-- start EXCERPT --
Azure-Samples · riserrad · Jan 31, 2019
diff --git a/README.md b/README.md
@@ -6,27 +6,31 @@ This repo contains a generalized solution for running a social post processor on
 For the description behind the architecture and investigation behind this solution, follow the [Code Story](https://www.microsoft.com/developerblog/2018/12/12/databricks-ci-cd-pipeline-using-travis/).
 
 The Data Pipeline consists of:
+
 - Ingesting tweets from Twitter
 - Enriching tweets with *Language* and *Associated Entities*
 - Identifying recent trends (last 15 minutes)
 - Identifying long term trends (over the span of a week or a month)
 - Saving historical data in an SQL database
 - Sending an email (or triggering an Azure Function event) on new alerts
 
-This repo also integrates a **CI/CD Pipeline** as part of the generalized solution with e-2-e testing.
+This repo also integrates a **CI/CD Pipeline** as part of the generalized solution with an e-2-e testing.
 The CI/CD Pipeline consists of:
+
 - TravisCI based process(See [.travis.yml](.travis.yml))
 - A Build Status Tag (To see if the last build/PR is successful or faulty)
 - Building of artifacts
 - Deploying notebooks and artifacts into Azure Databricks test environment (using databricks-cli)
-- Executing the pipeline on test environment
+- Executing the pipeline on the test environment
 - Observing the generated alerts to determine success/fail
 - Cleanup solution
 
 ## Data Pipeline Architecture
+
 ![Pipelin Architecture](/docs/ci-cd-pipeline-cloud-architecture.png)
-- end EXCERPT --
EXERCISE INSTRUCTIONS
A) In the README diff, what time span defines recent trends?
B) Retype the part of the README diff starting at "Azure-Samples · riserrad" and ending at "(last 15 minutes)".
The records that come next are from a separate source, not from the README diff.
-- start PROVIDED INFORMATION --
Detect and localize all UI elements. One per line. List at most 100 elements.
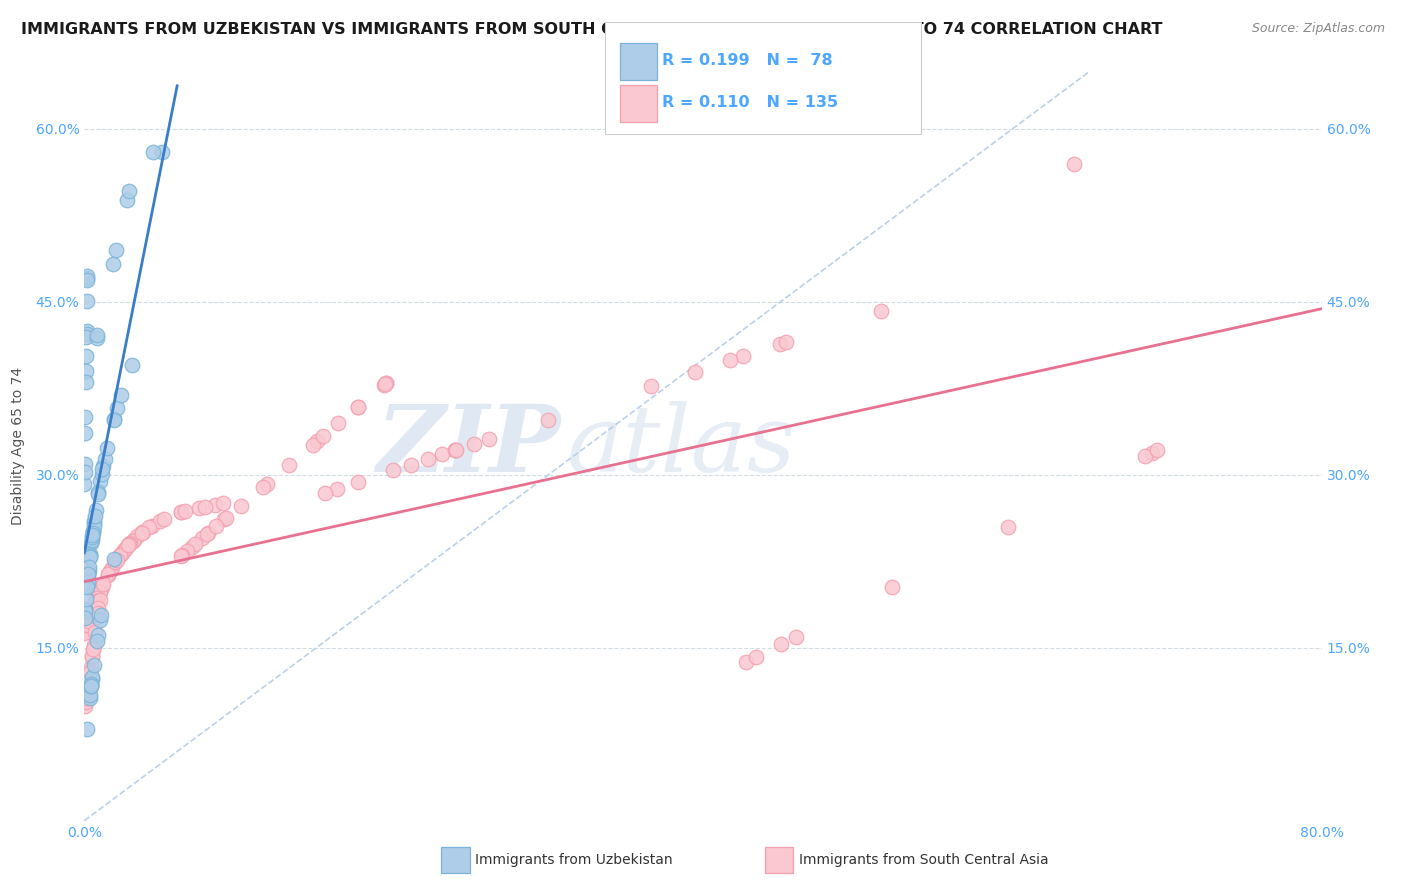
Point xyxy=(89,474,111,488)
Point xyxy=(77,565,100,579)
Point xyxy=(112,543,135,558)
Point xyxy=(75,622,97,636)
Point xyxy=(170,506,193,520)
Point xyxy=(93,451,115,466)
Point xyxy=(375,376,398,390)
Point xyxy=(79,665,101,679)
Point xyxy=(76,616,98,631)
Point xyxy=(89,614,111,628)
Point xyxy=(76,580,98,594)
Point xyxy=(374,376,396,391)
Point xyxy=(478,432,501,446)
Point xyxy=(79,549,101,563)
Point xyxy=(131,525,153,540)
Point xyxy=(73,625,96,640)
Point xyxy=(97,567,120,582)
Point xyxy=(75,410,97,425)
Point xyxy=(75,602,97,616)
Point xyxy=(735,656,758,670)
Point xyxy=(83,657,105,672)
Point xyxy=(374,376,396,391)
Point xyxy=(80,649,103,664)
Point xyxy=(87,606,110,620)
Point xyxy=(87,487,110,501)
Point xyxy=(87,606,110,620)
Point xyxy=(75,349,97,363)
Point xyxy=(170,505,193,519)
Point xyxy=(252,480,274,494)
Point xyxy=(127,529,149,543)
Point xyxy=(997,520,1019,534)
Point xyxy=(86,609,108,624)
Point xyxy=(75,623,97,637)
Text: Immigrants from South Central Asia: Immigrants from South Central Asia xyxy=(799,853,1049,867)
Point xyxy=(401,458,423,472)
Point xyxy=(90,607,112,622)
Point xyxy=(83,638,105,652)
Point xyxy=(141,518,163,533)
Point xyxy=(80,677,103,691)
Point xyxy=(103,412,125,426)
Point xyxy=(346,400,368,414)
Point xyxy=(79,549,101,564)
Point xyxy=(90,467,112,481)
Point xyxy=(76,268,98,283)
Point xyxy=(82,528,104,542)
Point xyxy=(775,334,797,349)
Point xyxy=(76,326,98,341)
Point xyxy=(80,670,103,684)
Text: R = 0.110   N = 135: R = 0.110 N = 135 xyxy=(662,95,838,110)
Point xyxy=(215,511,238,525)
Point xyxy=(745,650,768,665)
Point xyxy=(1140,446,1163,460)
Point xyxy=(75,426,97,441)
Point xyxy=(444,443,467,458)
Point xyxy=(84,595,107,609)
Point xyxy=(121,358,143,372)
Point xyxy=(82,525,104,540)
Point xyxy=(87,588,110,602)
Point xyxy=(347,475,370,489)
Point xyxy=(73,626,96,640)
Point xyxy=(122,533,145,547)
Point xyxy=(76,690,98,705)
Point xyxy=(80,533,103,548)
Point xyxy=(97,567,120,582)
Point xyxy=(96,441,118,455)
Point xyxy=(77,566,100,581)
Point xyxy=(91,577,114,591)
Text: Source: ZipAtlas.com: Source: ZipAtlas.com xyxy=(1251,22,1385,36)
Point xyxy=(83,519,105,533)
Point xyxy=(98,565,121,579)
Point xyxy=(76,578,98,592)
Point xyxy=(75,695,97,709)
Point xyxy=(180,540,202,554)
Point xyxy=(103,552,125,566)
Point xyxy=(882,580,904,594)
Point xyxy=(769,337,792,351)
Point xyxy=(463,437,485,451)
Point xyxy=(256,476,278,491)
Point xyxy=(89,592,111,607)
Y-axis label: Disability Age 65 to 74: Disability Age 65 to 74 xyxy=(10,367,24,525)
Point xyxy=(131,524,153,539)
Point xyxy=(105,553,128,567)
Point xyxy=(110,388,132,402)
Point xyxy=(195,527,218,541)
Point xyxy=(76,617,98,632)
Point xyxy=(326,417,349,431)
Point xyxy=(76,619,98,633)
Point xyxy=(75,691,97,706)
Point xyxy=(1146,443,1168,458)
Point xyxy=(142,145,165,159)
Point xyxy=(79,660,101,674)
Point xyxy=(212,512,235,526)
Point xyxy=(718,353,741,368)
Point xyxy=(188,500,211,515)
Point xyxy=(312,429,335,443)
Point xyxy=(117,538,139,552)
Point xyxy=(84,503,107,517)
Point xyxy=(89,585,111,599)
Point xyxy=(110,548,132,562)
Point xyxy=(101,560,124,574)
-- end PROVIDED INFORMATION --
TASK RESPONSES
A) The last 15 minutes.

B)
Azure-Samples · riserrad · Jan 31, 2019
diff --git a/README.md b/README.md
@@ -6,27 +6,31 @@ This repo contains a generalized solution for running a social post processor on
 For the description behind the architecture and investigation behind this solution, follow the [Code Story](https://www.microsoft.com/developerblog/2018/12/12/databricks-ci-cd-pipeline-using-travis/).
 
 The Data Pipeline consists of:
+
 - Ingesting tweets from Twitter
 - Enriching tweets with *Language* and *Associated Entities*
 - Identifying recent trends (last 15 minutes)